(To do) Copy every record below, exactly as written.

────────────────────

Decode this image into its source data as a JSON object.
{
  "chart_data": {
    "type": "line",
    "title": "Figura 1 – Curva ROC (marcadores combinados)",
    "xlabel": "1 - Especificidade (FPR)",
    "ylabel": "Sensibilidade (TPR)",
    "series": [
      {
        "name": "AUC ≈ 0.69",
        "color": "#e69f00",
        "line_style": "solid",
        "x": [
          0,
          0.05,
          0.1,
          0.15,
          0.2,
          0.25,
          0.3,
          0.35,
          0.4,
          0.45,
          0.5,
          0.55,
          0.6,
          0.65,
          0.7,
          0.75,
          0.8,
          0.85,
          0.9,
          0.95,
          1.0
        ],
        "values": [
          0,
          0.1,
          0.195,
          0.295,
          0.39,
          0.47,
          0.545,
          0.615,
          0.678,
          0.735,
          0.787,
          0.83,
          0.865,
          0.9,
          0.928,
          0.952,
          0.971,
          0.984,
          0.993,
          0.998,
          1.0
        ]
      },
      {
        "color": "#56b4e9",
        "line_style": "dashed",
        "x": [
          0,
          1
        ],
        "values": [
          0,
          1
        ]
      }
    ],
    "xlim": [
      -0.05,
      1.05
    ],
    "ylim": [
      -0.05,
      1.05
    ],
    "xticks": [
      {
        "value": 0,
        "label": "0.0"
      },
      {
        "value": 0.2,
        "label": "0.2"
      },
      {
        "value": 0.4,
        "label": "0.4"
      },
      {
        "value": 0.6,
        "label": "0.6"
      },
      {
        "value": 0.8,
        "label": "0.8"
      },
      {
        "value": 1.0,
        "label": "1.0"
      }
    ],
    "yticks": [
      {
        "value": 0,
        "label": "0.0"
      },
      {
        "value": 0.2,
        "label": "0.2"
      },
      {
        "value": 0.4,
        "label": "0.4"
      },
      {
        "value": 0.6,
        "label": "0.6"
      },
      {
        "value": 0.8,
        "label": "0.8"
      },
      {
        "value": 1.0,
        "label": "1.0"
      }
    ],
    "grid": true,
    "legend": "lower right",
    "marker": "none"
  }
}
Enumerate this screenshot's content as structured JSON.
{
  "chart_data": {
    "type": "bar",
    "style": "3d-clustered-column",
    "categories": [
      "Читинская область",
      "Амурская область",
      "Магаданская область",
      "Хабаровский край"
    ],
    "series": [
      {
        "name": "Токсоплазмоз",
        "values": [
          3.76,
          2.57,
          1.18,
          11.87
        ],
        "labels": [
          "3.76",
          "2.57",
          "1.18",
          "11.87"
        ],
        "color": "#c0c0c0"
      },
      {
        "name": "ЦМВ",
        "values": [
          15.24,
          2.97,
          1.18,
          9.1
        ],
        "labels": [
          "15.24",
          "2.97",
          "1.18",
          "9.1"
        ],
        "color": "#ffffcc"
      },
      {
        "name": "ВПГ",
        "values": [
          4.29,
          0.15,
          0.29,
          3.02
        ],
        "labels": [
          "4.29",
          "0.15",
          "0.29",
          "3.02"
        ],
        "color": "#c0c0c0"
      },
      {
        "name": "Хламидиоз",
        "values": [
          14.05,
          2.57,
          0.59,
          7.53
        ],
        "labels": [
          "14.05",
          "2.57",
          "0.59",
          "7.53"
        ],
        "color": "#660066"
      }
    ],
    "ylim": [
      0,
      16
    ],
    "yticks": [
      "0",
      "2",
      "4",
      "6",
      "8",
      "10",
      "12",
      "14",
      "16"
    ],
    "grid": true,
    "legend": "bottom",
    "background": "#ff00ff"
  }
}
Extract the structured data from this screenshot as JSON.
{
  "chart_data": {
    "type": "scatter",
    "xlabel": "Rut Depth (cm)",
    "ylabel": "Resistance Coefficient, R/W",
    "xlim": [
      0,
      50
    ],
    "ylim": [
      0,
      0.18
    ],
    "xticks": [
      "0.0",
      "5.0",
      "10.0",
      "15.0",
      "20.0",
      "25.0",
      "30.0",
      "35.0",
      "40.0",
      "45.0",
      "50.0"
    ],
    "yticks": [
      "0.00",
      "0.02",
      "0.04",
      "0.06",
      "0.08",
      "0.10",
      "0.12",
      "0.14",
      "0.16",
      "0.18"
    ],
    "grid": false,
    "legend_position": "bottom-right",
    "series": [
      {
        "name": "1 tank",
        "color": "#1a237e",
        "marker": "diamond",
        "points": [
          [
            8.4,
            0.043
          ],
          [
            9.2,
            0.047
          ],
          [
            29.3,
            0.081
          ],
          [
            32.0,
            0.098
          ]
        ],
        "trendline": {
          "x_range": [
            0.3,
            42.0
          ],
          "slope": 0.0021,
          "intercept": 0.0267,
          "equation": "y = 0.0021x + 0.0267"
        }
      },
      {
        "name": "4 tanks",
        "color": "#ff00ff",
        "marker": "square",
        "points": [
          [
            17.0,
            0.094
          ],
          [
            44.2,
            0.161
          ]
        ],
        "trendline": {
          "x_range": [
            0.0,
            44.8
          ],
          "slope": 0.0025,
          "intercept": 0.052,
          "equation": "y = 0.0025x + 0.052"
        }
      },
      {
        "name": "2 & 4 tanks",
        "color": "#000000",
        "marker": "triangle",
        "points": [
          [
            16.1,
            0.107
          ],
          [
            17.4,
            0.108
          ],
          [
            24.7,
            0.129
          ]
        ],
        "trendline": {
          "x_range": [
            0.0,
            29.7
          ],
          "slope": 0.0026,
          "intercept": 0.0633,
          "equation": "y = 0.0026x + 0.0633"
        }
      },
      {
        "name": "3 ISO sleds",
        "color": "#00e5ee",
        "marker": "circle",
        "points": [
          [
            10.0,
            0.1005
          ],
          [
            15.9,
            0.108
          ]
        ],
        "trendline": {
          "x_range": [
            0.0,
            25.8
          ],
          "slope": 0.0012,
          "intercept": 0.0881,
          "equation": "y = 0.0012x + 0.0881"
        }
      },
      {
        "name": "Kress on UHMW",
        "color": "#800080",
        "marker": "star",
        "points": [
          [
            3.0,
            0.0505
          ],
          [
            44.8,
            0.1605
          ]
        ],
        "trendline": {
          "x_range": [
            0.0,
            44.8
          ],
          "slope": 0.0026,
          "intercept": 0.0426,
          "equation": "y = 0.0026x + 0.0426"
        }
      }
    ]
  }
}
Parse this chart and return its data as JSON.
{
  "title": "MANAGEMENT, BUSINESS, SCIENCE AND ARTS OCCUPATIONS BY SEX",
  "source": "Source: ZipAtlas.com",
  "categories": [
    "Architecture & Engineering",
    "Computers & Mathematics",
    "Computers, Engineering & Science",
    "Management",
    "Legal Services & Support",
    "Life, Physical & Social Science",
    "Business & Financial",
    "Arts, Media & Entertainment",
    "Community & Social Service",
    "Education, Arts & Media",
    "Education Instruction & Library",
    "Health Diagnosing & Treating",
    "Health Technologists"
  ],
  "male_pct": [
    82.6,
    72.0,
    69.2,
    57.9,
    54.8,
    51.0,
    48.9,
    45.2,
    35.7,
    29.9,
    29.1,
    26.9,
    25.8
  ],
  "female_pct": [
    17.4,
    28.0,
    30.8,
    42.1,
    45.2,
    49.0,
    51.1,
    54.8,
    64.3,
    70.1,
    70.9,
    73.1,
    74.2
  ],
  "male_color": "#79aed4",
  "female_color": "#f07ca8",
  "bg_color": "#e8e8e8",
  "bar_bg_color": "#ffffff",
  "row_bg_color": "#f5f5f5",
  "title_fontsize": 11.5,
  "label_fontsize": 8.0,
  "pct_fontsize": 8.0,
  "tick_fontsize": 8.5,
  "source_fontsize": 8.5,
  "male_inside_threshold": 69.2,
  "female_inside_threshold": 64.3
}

────────────────────

(Final result)
Decode this image into its source data as a JSON object.
{
  "chart_data": {
    "type": "line",
    "title": "Figura 1 – Curva ROC (marcadores combinados)",
    "xlabel": "1 - Especificidade (FPR)",
    "ylabel": "Sensibilidade (TPR)",
    "series": [
      {
        "name": "AUC ≈ 0.69",
        "color": "#e69f00",
        "line_style": "solid",
        "x": [
          0,
          0.05,
          0.1,
          0.15,
          0.2,
          0.25,
          0.3,
          0.35,
          0.4,
          0.45,
          0.5,
          0.55,
          0.6,
          0.65,
          0.7,
          0.75,
          0.8,
          0.85,
          0.9,
          0.95,
          1.0
        ],
        "values": [
          0,
          0.1,
          0.195,
          0.295,
          0.39,
          0.47,
          0.545,
          0.615,
          0.678,
          0.735,
          0.787,
          0.83,
          0.865,
          0.9,
          0.928,
          0.952,
          0.971,
          0.984,
          0.993,
          0.998,
          1.0
        ]
      },
      {
        "color": "#56b4e9",
        "line_style": "dashed",
        "x": [
          0,
          1
        ],
        "values": [
          0,
          1
        ]
      }
    ],
    "xlim": [
      -0.05,
      1.05
    ],
    "ylim": [
      -0.05,
      1.05
    ],
    "xticks": [
      {
        "value": 0,
        "label": "0.0"
      },
      {
        "value": 0.2,
        "label": "0.2"
      },
      {
        "value": 0.4,
        "label": "0.4"
      },
      {
        "value": 0.6,
        "label": "0.6"
      },
      {
        "value": 0.8,
        "label": "0.8"
      },
      {
        "value": 1.0,
        "label": "1.0"
      }
    ],
    "yticks": [
      {
        "value": 0,
        "label": "0.0"
      },
      {
        "value": 0.2,
        "label": "0.2"
      },
      {
        "value": 0.4,
        "label": "0.4"
      },
      {
        "value": 0.6,
        "label": "0.6"
      },
      {
        "value": 0.8,
        "label": "0.8"
      },
      {
        "value": 1.0,
        "label": "1.0"
      }
    ],
    "grid": true,
    "legend": "lower right",
    "marker": "none"
  }
}
Enumerate this screenshot's content as structured JSON.
{
  "chart_data": {
    "type": "bar",
    "style": "3d-clustered-column",
    "categories": [
      "Читинская область",
      "Амурская область",
      "Магаданская область",
      "Хабаровский край"
    ],
    "series": [
      {
        "name": "Токсоплазмоз",
        "values": [
          3.76,
          2.57,
          1.18,
          11.87
        ],
        "labels": [
          "3.76",
          "2.57",
          "1.18",
          "11.87"
        ],
        "color": "#c0c0c0"
      },
      {
        "name": "ЦМВ",
        "values": [
          15.24,
          2.97,
          1.18,
          9.1
        ],
        "labels": [
          "15.24",
          "2.97",
          "1.18",
          "9.1"
        ],
        "color": "#ffffcc"
      },
      {
        "name": "ВПГ",
        "values": [
          4.29,
          0.15,
          0.29,
          3.02
        ],
        "labels": [
          "4.29",
          "0.15",
          "0.29",
          "3.02"
        ],
        "color": "#c0c0c0"
      },
      {
        "name": "Хламидиоз",
        "values": [
          14.05,
          2.57,
          0.59,
          7.53
        ],
        "labels": [
          "14.05",
          "2.57",
          "0.59",
          "7.53"
        ],
        "color": "#660066"
      }
    ],
    "ylim": [
      0,
      16
    ],
    "yticks": [
      "0",
      "2",
      "4",
      "6",
      "8",
      "10",
      "12",
      "14",
      "16"
    ],
    "grid": true,
    "legend": "bottom",
    "background": "#ff00ff"
  }
}
Extract the structured data from this screenshot as JSON.
{
  "chart_data": {
    "type": "scatter",
    "xlabel": "Rut Depth (cm)",
    "ylabel": "Resistance Coefficient, R/W",
    "xlim": [
      0,
      50
    ],
    "ylim": [
      0,
      0.18
    ],
    "xticks": [
      "0.0",
      "5.0",
      "10.0",
      "15.0",
      "20.0",
      "25.0",
      "30.0",
      "35.0",
      "40.0",
      "45.0",
      "50.0"
    ],
    "yticks": [
      "0.00",
      "0.02",
      "0.04",
      "0.06",
      "0.08",
      "0.10",
      "0.12",
      "0.14",
      "0.16",
      "0.18"
    ],
    "grid": false,
    "legend_position": "bottom-right",
    "series": [
      {
        "name": "1 tank",
        "color": "#1a237e",
        "marker": "diamond",
        "points": [
          [
            8.4,
            0.043
          ],
          [
            9.2,
            0.047
          ],
          [
            29.3,
            0.081
          ],
          [
            32.0,
            0.098
          ]
        ],
        "trendline": {
          "x_range": [
            0.3,
            42.0
          ],
          "slope": 0.0021,
          "intercept": 0.0267,
          "equation": "y = 0.0021x + 0.0267"
        }
      },
      {
        "name": "4 tanks",
        "color": "#ff00ff",
        "marker": "square",
        "points": [
          [
            17.0,
            0.094
          ],
          [
            44.2,
            0.161
          ]
        ],
        "trendline": {
          "x_range": [
            0.0,
            44.8
          ],
          "slope": 0.0025,
          "intercept": 0.052,
          "equation": "y = 0.0025x + 0.052"
        }
      },
      {
        "name": "2 & 4 tanks",
        "color": "#000000",
        "marker": "triangle",
        "points": [
          [
            16.1,
            0.107
          ],
          [
            17.4,
            0.108
          ],
          [
            24.7,
            0.129
          ]
        ],
        "trendline": {
          "x_range": [
            0.0,
            29.7
          ],
          "slope": 0.0026,
          "intercept": 0.0633,
          "equation": "y = 0.0026x + 0.0633"
        }
      },
      {
        "name": "3 ISO sleds",
        "color": "#00e5ee",
        "marker": "circle",
        "points": [
          [
            10.0,
            0.1005
          ],
          [
            15.9,
            0.108
          ]
        ],
        "trendline": {
          "x_range": [
            0.0,
            25.8
          ],
          "slope": 0.0012,
          "intercept": 0.0881,
          "equation": "y = 0.0012x + 0.0881"
        }
      },
      {
        "name": "Kress on UHMW",
        "color": "#800080",
        "marker": "star",
        "points": [
          [
            3.0,
            0.0505
          ],
          [
            44.8,
            0.1605
          ]
        ],
        "trendline": {
          "x_range": [
            0.0,
            44.8
          ],
          "slope": 0.0026,
          "intercept": 0.0426,
          "equation": "y = 0.0026x + 0.0426"
        }
      }
    ]
  }
}
Parse this chart and return its data as JSON.
{
  "title": "MANAGEMENT, BUSINESS, SCIENCE AND ARTS OCCUPATIONS BY SEX",
  "source": "Source: ZipAtlas.com",
  "categories": [
    "Architecture & Engineering",
    "Computers & Mathematics",
    "Computers, Engineering & Science",
    "Management",
    "Legal Services & Support",
    "Life, Physical & Social Science",
    "Business & Financial",
    "Arts, Media & Entertainment",
    "Community & Social Service",
    "Education, Arts & Media",
    "Education Instruction & Library",
    "Health Diagnosing & Treating",
    "Health Technologists"
  ],
  "male_pct": [
    82.6,
    72.0,
    69.2,
    57.9,
    54.8,
    51.0,
    48.9,
    45.2,
    35.7,
    29.9,
    29.1,
    26.9,
    25.8
  ],
  "female_pct": [
    17.4,
    28.0,
    30.8,
    42.1,
    45.2,
    49.0,
    51.1,
    54.8,
    64.3,
    70.1,
    70.9,
    73.1,
    74.2
  ],
  "male_color": "#79aed4",
  "female_color": "#f07ca8",
  "bg_color": "#e8e8e8",
  "bar_bg_color": "#ffffff",
  "row_bg_color": "#f5f5f5",
  "title_fontsize": 11.5,
  "label_fontsize": 8.0,
  "pct_fontsize": 8.0,
  "tick_fontsize": 8.5,
  "source_fontsize": 8.5,
  "male_inside_threshold": 69.2,
  "female_inside_threshold": 64.3
}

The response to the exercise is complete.